What is asked. How many lines of these entries include the string "Bible"? State the number alone.

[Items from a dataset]
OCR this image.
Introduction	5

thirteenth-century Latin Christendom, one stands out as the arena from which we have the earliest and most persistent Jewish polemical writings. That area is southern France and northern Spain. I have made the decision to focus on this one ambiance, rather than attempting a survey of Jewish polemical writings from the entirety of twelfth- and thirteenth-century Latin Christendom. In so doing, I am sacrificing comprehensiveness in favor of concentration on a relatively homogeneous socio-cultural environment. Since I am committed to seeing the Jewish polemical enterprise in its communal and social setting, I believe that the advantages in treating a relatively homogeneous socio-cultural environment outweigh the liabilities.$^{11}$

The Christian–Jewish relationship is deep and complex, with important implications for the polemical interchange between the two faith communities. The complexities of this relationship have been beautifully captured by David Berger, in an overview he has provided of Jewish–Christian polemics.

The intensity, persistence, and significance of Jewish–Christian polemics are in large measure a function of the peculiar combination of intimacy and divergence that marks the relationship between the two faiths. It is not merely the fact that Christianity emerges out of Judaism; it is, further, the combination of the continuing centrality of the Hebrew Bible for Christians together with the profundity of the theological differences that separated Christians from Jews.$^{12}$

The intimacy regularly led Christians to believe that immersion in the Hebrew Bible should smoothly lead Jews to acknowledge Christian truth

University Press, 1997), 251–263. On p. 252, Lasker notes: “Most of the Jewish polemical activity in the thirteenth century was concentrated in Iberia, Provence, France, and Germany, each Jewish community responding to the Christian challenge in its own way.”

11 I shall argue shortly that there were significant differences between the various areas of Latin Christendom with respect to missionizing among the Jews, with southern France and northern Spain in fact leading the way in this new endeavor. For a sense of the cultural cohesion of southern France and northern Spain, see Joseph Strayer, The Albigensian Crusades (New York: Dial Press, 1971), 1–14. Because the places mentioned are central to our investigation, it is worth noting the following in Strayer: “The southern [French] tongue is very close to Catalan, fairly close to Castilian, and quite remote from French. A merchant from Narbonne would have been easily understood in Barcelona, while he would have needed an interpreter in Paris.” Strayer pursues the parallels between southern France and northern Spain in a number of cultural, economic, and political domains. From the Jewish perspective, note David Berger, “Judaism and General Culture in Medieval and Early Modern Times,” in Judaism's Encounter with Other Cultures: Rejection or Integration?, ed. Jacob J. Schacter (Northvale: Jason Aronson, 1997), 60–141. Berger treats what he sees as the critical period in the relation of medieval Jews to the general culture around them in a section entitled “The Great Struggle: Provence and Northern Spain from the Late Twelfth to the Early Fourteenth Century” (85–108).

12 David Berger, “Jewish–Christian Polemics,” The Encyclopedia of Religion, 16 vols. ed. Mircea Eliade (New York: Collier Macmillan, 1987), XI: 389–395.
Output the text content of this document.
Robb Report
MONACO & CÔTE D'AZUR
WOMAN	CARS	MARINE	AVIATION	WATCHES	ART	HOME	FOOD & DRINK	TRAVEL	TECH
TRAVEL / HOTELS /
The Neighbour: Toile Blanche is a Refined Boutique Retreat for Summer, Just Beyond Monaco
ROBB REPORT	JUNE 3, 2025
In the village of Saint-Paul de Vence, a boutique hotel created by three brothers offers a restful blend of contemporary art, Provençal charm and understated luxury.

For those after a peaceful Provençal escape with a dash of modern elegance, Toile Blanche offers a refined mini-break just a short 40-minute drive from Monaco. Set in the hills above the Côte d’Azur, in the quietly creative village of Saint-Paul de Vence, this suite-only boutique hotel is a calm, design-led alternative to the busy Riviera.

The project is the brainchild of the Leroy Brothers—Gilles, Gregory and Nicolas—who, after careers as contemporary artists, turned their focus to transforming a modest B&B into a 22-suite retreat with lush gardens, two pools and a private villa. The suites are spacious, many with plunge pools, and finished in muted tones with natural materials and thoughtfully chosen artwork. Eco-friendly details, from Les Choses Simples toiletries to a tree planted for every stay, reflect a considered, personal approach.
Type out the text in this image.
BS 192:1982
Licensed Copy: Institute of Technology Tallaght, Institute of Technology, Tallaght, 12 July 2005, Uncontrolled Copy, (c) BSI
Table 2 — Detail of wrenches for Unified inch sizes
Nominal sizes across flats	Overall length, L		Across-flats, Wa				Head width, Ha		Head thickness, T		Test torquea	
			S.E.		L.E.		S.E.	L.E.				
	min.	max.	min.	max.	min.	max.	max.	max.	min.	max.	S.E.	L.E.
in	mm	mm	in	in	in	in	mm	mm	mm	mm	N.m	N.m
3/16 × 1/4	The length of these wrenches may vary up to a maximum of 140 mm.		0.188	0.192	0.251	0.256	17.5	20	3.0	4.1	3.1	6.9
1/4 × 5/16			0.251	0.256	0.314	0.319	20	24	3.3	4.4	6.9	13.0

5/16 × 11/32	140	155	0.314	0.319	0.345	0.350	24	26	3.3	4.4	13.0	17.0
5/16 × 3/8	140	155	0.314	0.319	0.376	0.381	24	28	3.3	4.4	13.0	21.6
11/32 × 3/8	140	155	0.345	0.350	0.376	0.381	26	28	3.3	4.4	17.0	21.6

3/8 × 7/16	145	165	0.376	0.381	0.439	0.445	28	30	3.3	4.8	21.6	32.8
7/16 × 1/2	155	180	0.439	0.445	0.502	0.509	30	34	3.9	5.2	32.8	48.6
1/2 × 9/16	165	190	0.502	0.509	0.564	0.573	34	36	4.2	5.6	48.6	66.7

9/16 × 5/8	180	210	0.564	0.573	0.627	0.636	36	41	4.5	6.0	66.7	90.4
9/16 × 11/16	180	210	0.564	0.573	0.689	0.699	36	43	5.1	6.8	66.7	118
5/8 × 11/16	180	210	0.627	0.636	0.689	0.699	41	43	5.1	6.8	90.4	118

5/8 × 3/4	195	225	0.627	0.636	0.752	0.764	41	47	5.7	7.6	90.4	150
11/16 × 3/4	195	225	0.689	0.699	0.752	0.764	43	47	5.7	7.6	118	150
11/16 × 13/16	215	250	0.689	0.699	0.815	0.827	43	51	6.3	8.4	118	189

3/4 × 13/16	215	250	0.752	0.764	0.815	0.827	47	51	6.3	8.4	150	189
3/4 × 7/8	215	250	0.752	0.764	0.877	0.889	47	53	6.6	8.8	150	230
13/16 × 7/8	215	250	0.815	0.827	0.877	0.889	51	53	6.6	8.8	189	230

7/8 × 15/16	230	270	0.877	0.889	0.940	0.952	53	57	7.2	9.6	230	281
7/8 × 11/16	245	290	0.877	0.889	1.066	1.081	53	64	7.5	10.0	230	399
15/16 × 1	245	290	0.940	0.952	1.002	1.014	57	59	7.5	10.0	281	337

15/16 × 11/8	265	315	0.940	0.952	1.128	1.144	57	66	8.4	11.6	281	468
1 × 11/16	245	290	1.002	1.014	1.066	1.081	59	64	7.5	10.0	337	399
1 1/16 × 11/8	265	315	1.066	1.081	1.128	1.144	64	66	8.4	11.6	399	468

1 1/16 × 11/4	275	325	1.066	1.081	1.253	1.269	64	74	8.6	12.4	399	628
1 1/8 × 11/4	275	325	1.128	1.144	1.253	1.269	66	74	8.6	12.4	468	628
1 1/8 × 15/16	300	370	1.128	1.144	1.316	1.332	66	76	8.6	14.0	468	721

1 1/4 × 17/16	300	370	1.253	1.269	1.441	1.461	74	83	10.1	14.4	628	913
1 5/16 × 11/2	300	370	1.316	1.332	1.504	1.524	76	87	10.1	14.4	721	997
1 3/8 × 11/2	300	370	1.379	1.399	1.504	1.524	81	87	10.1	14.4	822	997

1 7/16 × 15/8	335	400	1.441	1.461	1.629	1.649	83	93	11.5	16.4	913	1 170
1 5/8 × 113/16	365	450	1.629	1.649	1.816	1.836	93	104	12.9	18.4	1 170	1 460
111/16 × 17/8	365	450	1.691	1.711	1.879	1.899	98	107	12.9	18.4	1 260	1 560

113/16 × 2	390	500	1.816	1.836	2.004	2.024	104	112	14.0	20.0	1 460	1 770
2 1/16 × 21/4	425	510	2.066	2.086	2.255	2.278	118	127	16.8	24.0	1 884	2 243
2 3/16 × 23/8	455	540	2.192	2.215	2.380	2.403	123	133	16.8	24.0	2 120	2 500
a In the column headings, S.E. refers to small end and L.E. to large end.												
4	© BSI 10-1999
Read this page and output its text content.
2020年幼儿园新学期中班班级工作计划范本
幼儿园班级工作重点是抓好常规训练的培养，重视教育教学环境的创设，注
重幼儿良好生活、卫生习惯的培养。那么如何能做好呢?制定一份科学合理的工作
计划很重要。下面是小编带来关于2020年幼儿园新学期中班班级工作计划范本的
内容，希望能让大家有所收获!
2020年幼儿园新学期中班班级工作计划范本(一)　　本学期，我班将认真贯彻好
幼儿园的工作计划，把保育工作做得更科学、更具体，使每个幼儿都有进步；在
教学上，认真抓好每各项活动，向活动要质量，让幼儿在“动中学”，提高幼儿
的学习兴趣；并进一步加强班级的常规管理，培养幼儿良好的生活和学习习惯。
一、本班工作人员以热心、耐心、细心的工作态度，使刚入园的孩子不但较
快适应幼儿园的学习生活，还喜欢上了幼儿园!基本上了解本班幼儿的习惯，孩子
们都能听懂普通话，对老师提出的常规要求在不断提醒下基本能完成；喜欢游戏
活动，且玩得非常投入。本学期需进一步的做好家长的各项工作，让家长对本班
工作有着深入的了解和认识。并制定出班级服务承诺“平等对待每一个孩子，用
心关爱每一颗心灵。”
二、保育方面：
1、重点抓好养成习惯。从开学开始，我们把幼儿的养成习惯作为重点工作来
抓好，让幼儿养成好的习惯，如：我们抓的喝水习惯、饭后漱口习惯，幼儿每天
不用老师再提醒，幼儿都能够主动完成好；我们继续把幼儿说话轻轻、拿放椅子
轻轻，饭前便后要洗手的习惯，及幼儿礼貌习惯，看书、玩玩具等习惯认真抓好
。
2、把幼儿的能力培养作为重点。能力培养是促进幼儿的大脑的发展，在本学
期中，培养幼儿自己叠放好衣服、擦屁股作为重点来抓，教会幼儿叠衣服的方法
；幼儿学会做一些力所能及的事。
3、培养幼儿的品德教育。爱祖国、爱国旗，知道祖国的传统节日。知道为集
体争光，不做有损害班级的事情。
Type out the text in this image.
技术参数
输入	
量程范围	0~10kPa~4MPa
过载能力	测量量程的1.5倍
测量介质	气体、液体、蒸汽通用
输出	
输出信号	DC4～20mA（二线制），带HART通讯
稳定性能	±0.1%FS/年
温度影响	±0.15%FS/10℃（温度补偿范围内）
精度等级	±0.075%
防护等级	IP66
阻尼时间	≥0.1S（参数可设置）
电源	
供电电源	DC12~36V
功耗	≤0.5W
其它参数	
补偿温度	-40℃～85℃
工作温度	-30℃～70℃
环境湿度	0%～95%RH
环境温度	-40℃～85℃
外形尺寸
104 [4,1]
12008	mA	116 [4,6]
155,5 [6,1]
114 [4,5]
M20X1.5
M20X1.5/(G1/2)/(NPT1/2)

Full response. 2